### [THE PROBLEM]
Count lines with the string "Permite" in them. State the number alone.

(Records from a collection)

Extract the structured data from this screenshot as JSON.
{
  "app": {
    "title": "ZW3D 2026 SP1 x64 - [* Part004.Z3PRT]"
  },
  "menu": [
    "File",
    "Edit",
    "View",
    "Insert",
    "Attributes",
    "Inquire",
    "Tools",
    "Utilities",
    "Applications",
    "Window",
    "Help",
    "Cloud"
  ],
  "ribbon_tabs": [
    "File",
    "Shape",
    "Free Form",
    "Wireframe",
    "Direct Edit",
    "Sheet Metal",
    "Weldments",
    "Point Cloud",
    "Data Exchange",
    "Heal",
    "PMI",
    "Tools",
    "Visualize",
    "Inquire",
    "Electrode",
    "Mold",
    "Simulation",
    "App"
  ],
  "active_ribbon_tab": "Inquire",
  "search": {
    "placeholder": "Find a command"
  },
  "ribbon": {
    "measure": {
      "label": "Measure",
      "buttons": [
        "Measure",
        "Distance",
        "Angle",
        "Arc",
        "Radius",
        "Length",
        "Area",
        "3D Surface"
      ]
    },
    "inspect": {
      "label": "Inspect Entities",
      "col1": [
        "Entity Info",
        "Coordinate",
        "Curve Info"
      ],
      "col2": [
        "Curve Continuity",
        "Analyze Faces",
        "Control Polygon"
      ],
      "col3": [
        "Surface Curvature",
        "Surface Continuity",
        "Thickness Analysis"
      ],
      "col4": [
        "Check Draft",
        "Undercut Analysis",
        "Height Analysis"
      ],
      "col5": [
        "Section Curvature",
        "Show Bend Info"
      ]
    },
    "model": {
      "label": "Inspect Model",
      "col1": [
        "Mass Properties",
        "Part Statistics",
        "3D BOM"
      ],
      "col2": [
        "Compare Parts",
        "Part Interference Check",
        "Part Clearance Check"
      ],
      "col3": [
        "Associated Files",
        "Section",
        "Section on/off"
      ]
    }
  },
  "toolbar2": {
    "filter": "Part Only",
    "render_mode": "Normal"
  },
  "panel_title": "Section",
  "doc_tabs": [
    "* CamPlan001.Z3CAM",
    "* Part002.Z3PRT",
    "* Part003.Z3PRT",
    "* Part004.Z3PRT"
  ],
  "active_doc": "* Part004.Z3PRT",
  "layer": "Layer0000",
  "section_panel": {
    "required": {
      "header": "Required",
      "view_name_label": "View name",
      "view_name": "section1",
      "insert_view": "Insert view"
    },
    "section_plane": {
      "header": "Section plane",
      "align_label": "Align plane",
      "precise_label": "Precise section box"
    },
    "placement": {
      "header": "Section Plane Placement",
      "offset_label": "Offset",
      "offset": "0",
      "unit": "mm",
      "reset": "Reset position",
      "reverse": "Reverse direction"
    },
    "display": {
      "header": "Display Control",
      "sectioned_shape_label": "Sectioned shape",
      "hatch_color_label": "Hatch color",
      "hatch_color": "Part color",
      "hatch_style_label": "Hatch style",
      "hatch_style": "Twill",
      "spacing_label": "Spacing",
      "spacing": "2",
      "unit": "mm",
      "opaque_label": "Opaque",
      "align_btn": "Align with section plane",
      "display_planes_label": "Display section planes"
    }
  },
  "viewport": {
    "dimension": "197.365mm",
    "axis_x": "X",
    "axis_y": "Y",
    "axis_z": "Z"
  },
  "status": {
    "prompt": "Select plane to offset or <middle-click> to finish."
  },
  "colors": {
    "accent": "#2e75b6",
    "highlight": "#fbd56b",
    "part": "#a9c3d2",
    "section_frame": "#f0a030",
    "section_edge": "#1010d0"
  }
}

==

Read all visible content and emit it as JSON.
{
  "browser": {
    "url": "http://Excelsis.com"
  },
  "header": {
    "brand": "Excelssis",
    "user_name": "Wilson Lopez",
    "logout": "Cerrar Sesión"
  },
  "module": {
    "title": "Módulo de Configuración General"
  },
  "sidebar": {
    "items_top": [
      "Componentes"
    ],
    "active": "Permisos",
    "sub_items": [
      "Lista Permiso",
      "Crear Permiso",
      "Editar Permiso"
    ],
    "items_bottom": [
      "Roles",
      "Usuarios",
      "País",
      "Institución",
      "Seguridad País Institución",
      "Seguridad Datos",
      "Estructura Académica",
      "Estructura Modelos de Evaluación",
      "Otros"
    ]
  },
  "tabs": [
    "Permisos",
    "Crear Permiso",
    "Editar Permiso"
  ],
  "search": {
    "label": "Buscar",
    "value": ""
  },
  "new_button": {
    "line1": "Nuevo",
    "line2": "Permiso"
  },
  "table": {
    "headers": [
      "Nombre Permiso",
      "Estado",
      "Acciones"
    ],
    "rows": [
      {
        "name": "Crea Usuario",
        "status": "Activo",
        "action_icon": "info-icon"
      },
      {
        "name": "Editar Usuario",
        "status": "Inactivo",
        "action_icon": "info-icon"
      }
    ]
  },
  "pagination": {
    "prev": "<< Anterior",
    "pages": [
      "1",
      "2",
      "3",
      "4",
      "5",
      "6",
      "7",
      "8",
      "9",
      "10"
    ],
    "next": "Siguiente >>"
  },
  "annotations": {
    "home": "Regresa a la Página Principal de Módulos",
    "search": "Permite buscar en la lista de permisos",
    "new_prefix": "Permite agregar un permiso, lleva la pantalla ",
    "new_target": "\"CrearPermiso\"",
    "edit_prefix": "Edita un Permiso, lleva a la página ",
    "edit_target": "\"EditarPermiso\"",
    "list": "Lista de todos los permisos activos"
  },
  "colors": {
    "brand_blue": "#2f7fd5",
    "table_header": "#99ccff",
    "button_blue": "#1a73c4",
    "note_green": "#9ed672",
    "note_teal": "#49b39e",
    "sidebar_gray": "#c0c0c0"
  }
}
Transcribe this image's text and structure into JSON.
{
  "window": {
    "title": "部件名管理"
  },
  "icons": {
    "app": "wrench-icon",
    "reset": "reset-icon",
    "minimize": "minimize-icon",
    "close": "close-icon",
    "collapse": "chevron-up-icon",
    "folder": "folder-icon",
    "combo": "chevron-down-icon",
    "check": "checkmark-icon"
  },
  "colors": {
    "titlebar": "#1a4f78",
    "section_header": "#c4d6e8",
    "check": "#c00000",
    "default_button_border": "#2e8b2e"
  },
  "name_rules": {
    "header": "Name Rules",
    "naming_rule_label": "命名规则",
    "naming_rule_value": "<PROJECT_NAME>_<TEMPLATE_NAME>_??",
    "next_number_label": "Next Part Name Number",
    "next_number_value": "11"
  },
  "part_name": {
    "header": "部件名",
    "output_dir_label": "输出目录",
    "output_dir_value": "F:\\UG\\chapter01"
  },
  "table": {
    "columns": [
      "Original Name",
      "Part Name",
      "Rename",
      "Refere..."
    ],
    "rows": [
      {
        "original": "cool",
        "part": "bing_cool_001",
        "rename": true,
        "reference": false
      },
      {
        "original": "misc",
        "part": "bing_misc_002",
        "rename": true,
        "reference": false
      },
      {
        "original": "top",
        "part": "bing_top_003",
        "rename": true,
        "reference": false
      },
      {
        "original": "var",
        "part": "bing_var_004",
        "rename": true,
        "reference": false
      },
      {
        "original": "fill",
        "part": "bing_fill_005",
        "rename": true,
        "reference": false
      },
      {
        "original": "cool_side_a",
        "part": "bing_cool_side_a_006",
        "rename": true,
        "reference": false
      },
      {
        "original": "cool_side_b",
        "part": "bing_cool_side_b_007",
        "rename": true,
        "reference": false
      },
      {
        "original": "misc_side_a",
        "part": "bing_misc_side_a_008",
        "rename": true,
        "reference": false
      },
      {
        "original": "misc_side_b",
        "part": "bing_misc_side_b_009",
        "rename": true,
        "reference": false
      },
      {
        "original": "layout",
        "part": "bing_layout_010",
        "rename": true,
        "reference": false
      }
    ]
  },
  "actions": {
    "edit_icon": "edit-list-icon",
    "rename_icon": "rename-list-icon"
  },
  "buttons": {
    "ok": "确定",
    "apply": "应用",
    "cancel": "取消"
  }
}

---

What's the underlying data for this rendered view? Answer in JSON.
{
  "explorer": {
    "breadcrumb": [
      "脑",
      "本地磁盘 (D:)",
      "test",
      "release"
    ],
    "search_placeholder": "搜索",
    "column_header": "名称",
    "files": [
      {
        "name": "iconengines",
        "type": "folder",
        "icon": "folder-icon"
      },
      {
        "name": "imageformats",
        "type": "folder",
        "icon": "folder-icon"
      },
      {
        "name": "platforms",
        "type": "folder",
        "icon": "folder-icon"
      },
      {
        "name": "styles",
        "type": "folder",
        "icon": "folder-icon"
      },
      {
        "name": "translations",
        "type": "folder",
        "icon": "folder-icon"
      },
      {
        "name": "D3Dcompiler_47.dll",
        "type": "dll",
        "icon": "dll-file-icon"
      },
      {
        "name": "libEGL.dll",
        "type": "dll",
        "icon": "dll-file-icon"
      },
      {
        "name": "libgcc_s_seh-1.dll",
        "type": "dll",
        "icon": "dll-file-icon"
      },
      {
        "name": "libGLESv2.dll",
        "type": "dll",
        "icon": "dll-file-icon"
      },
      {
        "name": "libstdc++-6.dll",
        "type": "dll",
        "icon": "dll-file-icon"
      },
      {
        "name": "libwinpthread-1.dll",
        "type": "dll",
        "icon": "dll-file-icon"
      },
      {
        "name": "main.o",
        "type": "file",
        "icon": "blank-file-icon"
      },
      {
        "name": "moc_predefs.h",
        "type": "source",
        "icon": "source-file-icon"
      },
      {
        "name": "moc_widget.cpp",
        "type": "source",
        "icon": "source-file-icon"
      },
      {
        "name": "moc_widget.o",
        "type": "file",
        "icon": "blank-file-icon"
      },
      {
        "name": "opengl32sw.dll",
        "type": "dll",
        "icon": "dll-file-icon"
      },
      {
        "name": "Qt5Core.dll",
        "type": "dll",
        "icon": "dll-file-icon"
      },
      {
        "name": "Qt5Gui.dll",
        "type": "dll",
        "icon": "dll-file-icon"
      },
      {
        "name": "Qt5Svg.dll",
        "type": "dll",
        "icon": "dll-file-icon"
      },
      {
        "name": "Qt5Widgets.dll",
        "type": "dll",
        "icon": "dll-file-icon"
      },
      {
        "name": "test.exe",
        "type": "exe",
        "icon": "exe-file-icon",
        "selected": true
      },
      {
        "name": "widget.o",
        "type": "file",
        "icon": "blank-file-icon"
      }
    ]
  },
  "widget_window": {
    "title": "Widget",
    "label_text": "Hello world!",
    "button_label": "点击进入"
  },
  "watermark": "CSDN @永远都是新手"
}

### [RESPONSE TO THE EXERCISE]
2